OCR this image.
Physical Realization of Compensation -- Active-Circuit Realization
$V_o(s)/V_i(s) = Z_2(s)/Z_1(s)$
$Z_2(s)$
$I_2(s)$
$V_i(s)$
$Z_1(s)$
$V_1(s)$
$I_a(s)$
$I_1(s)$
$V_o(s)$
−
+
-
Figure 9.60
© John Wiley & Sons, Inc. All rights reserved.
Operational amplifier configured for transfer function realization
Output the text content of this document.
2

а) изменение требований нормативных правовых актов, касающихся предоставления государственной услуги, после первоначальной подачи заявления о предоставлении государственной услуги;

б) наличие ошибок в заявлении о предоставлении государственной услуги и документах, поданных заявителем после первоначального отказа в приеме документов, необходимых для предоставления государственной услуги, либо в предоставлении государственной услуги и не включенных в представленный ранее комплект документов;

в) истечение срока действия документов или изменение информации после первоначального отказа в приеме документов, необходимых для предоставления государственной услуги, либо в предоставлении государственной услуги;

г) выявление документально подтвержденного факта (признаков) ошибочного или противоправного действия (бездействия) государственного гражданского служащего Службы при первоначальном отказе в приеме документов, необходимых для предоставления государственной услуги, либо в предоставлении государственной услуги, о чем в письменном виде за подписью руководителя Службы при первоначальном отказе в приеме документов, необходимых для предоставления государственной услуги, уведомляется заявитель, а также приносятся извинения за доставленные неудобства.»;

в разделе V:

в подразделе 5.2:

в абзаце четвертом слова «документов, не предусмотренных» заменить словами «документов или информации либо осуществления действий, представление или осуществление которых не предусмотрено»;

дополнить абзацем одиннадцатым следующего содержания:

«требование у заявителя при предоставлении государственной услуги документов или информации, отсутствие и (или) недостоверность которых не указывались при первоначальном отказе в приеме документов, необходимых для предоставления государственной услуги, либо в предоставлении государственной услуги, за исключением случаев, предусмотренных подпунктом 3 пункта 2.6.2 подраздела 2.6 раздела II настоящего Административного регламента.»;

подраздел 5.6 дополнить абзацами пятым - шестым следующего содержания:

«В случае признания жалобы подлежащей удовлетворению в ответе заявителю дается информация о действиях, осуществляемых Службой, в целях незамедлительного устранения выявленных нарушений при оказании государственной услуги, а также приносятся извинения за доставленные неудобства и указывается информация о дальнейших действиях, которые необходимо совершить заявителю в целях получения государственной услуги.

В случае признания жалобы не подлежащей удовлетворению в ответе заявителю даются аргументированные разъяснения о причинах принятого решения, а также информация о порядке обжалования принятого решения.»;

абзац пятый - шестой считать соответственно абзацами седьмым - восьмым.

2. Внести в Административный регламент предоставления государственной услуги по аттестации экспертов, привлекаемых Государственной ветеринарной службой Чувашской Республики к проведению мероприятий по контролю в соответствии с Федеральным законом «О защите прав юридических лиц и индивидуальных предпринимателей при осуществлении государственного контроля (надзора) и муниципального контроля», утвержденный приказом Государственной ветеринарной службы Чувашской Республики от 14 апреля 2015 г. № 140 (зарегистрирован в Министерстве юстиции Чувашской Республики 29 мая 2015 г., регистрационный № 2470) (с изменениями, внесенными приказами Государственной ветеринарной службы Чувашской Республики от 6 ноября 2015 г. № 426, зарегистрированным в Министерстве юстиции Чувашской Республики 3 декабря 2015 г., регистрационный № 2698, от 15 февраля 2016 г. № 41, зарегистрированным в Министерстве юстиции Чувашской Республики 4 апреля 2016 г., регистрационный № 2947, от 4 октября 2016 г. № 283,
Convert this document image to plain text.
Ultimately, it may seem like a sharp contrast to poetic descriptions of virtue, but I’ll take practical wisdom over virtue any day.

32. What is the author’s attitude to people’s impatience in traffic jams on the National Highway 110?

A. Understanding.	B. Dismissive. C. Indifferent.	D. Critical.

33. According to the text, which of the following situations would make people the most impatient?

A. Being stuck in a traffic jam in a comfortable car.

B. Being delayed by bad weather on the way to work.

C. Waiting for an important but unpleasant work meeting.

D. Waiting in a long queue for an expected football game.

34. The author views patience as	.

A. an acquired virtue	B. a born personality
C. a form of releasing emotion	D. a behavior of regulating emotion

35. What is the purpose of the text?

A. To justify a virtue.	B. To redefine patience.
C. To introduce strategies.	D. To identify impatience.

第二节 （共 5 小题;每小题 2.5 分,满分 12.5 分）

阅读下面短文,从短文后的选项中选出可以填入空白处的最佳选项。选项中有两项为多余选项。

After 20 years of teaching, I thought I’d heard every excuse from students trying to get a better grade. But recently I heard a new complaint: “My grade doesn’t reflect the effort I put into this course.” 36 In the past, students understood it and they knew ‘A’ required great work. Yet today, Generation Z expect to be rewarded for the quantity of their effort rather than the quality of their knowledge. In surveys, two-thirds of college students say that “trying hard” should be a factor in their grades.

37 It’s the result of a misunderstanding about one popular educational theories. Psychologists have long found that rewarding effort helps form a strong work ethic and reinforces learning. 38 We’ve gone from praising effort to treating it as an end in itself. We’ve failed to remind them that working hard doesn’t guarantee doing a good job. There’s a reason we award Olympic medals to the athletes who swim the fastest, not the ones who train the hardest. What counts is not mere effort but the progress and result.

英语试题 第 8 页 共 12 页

+++

PROBLEM DETAILS → Pick out every line of the listing containing the word "traffic", and show those lines.

TASK ANSWER →
32. What is the author’s attitude to people’s impatience in traffic jams on the National Highway 110?
A. Being stuck in a traffic jam in a comfortable car.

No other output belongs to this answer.